Extracted data:
┄┄┄┄┄┄
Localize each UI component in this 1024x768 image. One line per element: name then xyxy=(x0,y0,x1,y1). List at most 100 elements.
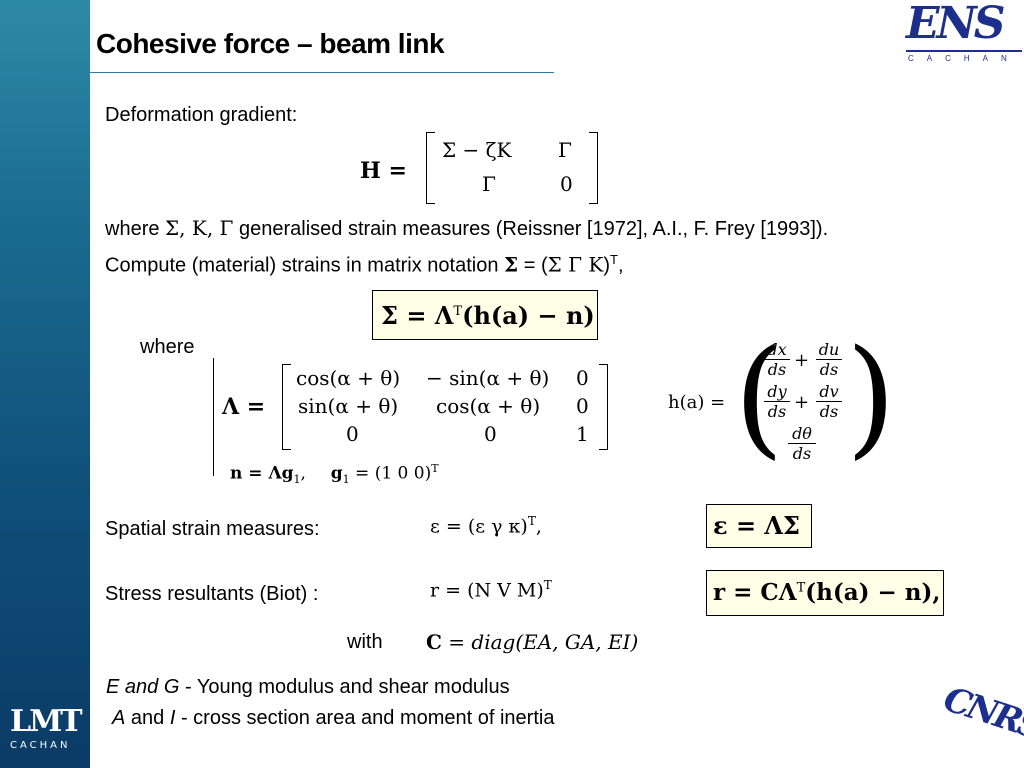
┄┄┄┄┄┄
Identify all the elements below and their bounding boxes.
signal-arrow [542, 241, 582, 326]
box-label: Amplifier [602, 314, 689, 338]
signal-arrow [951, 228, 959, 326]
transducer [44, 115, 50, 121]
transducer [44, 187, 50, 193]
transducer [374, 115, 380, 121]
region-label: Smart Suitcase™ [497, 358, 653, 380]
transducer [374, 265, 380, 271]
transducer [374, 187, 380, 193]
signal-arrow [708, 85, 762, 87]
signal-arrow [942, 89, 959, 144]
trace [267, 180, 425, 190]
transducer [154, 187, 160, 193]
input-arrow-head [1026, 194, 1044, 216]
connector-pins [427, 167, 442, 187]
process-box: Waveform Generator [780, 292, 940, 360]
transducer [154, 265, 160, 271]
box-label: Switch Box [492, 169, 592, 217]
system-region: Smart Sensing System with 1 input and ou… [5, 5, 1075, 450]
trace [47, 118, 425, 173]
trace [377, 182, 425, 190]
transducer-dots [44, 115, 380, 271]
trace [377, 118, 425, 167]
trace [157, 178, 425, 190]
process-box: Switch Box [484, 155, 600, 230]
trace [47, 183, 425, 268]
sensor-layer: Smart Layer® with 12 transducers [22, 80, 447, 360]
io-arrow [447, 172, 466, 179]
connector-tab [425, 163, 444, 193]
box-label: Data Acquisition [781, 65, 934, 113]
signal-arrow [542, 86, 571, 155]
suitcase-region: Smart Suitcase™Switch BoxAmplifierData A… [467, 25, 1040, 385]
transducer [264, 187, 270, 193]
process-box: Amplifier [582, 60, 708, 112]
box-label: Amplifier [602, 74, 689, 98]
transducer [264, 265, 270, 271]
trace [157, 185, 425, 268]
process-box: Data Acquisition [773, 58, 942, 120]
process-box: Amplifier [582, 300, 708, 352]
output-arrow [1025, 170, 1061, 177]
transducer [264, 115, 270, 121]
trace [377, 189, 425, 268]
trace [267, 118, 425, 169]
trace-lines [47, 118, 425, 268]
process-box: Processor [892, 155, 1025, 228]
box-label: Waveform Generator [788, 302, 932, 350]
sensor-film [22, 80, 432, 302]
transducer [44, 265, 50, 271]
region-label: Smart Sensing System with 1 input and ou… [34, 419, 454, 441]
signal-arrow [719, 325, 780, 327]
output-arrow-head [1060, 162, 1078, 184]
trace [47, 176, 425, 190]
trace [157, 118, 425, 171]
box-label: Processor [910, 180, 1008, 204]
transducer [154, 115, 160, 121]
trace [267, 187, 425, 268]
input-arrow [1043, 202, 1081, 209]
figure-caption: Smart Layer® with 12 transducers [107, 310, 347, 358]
┄┄┄┄┄┄
To do:
Find every row above that contains the word "Suitcase" and copy each one. Matching is case-sensitive.

Exercise output:
region-label: Smart Suitcase™ [497, 358, 653, 380]
suitcase-region: Smart Suitcase™Switch BoxAmplifierData A… [467, 25, 1040, 385]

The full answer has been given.